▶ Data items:
.....
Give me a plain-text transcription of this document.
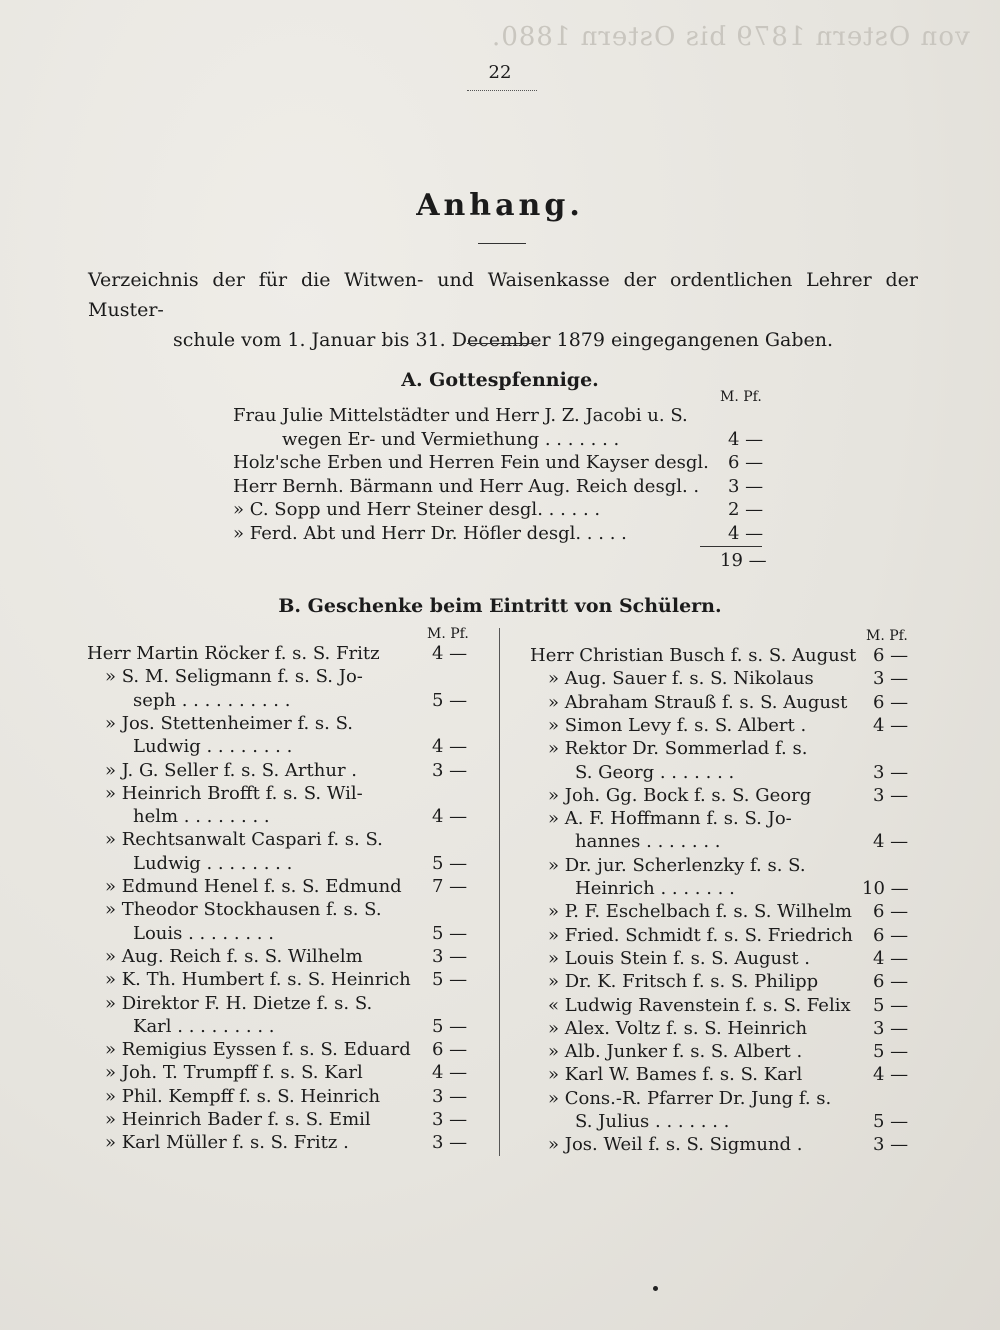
von Ostern 1879 bis Ostern 1880.
22
Anhang.
Verzeichnis der für die Witwen- und Waisenkasse der ordentlichen Lehrer der Muster-
schule vom 1. Januar bis 31. December 1879 eingegangenen Gaben.
A. Gottespfennige.
M. Pf.
Frau Julie Mittelstädter und Herr J. Z. Jacobi u. S.
wegen Er- und Vermiethung . . . . . . .	4 —
Holz'sche Erben und Herren Fein und Kayser desgl. 6 —
Herr Bernh. Bärmann und Herr Aug. Reich desgl. . 3 —
» C. Sopp und Herr Steiner desgl. . . . . .	2 —
» Ferd. Abt und Herr Dr. Höfler desgl. . . . .	4 —
19 —
B. Geschenke beim Eintritt von Schülern.
M. Pf.	M. Pf.
Herr Martin Röcker f. s. S. Fritz	4 —
» S. M. Seligmann f. s. S. Jo-
seph . . . . . . . . . .	5 —
» Jos. Stettenheimer f. s. S.
Ludwig . . . . . . . .	4 —
» J. G. Seller f. s. S. Arthur .	3 —
» Heinrich Brofft f. s. S. Wil-
helm . . . . . . . .	4 —
» Rechtsanwalt Caspari f. s. S.
Ludwig . . . . . . . .	5 —
» Edmund Henel f. s. S. Edmund 7 —
» Theodor Stockhausen f. s. S.
Louis . . . . . . . .	5 —
» Aug. Reich f. s. S. Wilhelm	3 —
» K. Th. Humbert f. s. S. Heinrich 5 —
» Direktor F. H. Dietze f. s. S.
Karl . . . . . . . . .	5 —
» Remigius Eyssen f. s. S. Eduard 6 —
» Joh. T. Trumpff f. s. S. Karl	4 —
» Phil. Kempff f. s. S. Heinrich	3 —
» Heinrich Bader f. s. S. Emil	3 —
» Karl Müller f. s. S. Fritz .	3 —
Herr Christian Busch f. s. S. August 6 —
» Aug. Sauer f. s. S. Nikolaus	3 —
» Abraham Strauß f. s. S. August 6 —
» Simon Levy f. s. S. Albert .	4 —
» Rektor Dr. Sommerlad f. s.
S. Georg . . . . . . .	3 —
» Joh. Gg. Bock f. s. S. Georg	3 —
» A. F. Hoffmann f. s. S. Jo-
hannes . . . . . . .	4 —
» Dr. jur. Scherlenzky f. s. S.
Heinrich . . . . . . .	10 —
» P. F. Eschelbach f. s. S. Wilhelm 6 —
» Fried. Schmidt f. s. S. Friedrich 6 —
» Louis Stein f. s. S. August .	4 —
» Dr. K. Fritsch f. s. S. Philipp	6 —
« Ludwig Ravenstein f. s. S. Felix 5 —
» Alex. Voltz f. s. S. Heinrich	3 —
» Alb. Junker f. s. S. Albert .	5 —
» Karl W. Bames f. s. S. Karl	4 —
» Cons.-R. Pfarrer Dr. Jung f. s.
S. Julius . . . . . . .	5 —
» Jos. Weil f. s. S. Sigmund .	3 —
.....
Only lines with the word "Albert" should be collected from the material.

▶ WRITTEN ANSWER:
» Simon Levy f. s. S. Albert .	4 —
» Alb. Junker f. s. S. Albert .	5 —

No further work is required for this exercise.